## [EXERCISE]
Below is a listing. Gather each line of it that contains "name".
[BEGIN]
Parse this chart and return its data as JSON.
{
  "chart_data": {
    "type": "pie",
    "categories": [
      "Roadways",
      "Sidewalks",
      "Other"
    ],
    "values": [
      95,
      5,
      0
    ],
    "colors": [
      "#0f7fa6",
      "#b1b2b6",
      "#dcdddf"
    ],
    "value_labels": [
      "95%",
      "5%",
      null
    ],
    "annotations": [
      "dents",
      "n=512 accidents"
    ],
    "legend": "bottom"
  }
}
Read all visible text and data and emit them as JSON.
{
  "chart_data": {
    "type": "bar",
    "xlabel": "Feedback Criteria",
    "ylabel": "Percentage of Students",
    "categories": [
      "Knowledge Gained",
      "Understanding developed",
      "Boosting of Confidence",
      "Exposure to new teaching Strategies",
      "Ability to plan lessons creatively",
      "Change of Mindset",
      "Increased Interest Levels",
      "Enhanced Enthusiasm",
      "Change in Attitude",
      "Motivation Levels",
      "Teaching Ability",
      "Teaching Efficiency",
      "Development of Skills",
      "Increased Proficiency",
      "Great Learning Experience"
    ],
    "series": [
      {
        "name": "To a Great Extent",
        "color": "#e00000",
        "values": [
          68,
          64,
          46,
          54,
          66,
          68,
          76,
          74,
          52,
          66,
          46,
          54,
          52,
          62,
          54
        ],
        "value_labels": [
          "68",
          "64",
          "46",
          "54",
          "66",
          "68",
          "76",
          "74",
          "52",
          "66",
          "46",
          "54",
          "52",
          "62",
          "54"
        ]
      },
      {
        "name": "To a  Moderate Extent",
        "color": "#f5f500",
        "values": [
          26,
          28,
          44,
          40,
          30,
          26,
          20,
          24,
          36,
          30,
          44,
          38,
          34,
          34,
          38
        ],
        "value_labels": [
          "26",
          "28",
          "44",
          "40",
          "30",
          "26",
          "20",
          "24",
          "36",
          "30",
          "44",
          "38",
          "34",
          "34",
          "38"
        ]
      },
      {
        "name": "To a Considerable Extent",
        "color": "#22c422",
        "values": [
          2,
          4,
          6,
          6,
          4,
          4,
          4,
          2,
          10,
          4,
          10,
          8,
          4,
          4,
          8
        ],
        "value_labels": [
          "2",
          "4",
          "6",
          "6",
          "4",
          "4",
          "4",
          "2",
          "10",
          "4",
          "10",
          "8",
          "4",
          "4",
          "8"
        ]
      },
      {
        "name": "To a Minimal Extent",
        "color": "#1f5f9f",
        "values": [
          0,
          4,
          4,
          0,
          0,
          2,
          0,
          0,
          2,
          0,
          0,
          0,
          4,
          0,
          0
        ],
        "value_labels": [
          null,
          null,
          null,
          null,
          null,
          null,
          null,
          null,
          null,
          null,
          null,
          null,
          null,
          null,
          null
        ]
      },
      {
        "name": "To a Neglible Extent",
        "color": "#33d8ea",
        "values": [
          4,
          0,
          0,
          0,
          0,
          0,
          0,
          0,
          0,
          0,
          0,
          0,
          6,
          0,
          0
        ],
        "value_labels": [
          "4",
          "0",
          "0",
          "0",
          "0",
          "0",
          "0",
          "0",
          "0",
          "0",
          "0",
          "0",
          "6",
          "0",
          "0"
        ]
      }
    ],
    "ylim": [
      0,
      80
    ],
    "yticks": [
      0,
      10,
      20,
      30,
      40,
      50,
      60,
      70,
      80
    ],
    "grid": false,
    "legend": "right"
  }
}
[END]
## [TASK RESULT]
        "name": "To a Great Extent",
        "name": "To a  Moderate Extent",
        "name": "To a Considerable Extent",
        "name": "To a Minimal Extent",
        "name": "To a Neglible Extent",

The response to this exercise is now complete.